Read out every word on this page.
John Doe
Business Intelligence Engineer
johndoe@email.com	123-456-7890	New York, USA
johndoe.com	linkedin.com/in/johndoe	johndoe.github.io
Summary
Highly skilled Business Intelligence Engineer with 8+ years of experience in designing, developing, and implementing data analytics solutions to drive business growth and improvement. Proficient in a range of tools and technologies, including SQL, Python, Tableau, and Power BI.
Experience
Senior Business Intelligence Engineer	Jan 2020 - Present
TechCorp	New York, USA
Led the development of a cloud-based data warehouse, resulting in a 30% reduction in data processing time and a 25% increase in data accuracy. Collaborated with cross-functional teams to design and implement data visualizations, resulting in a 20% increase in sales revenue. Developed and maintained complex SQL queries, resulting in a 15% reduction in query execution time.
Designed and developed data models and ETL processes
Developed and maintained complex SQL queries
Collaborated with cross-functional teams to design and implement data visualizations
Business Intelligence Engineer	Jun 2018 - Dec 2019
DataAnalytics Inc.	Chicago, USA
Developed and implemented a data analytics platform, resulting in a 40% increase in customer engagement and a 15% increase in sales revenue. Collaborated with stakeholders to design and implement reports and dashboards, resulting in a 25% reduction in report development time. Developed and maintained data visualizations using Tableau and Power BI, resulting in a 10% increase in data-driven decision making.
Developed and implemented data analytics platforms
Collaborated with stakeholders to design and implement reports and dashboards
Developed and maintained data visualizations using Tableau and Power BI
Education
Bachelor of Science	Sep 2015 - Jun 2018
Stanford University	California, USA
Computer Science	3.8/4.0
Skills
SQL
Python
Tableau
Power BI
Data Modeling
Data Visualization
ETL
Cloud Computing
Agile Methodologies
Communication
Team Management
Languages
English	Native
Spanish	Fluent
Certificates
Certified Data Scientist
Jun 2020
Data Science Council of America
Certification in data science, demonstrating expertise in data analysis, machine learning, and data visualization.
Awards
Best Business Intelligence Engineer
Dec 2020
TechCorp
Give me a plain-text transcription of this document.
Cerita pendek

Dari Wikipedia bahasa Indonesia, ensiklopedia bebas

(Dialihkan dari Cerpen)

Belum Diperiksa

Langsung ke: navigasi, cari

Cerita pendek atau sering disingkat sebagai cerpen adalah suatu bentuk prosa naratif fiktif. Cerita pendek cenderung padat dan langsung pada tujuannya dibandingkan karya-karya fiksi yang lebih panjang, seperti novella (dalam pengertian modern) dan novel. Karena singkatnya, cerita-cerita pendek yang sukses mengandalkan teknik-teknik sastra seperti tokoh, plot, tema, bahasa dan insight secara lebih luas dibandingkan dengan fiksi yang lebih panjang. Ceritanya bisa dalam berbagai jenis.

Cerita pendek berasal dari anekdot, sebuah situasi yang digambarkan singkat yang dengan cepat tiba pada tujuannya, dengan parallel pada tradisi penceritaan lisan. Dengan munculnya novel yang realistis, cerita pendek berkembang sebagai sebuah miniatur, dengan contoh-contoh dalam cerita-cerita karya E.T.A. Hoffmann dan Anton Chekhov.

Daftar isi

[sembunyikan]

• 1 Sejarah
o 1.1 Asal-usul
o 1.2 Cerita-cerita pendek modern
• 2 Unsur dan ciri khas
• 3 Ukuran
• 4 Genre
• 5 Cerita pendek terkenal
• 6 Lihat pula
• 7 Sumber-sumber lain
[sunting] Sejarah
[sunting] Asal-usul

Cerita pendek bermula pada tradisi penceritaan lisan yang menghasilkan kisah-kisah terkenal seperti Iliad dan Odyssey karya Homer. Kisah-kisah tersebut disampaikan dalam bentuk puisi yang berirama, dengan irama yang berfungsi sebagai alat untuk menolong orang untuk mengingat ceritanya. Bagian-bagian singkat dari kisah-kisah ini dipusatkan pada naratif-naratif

============

- Work to be completed
Write out again, unchanged, every line from the line containing "Give me a plain-text" to the final line of the material above.

- Correct answer
Give me a plain-text transcription of this document.
Cerita pendek

Dari Wikipedia bahasa Indonesia, ensiklopedia bebas

(Dialihkan dari Cerpen)

Belum Diperiksa

Langsung ke: navigasi, cari

Cerita pendek atau sering disingkat sebagai cerpen adalah suatu bentuk prosa naratif fiktif. Cerita pendek cenderung padat dan langsung pada tujuannya dibandingkan karya-karya fiksi yang lebih panjang, seperti novella (dalam pengertian modern) dan novel. Karena singkatnya, cerita-cerita pendek yang sukses mengandalkan teknik-teknik sastra seperti tokoh, plot, tema, bahasa dan insight secara lebih luas dibandingkan dengan fiksi yang lebih panjang. Ceritanya bisa dalam berbagai jenis.

Cerita pendek berasal dari anekdot, sebuah situasi yang digambarkan singkat yang dengan cepat tiba pada tujuannya, dengan parallel pada tradisi penceritaan lisan. Dengan munculnya novel yang realistis, cerita pendek berkembang sebagai sebuah miniatur, dengan contoh-contoh dalam cerita-cerita karya E.T.A. Hoffmann dan Anton Chekhov.

Daftar isi

[sembunyikan]

• 1 Sejarah
o 1.1 Asal-usul
o 1.2 Cerita-cerita pendek modern
• 2 Unsur dan ciri khas
• 3 Ukuran
• 4 Genre
• 5 Cerita pendek terkenal
• 6 Lihat pula
• 7 Sumber-sumber lain
[sunting] Sejarah
[sunting] Asal-usul

Cerita pendek bermula pada tradisi penceritaan lisan yang menghasilkan kisah-kisah terkenal seperti Iliad dan Odyssey karya Homer. Kisah-kisah tersebut disampaikan dalam bentuk puisi yang berirama, dengan irama yang berfungsi sebagai alat untuk menolong orang untuk mengingat ceritanya. Bagian-bagian singkat dari kisah-kisah ini dipusatkan pada naratif-naratif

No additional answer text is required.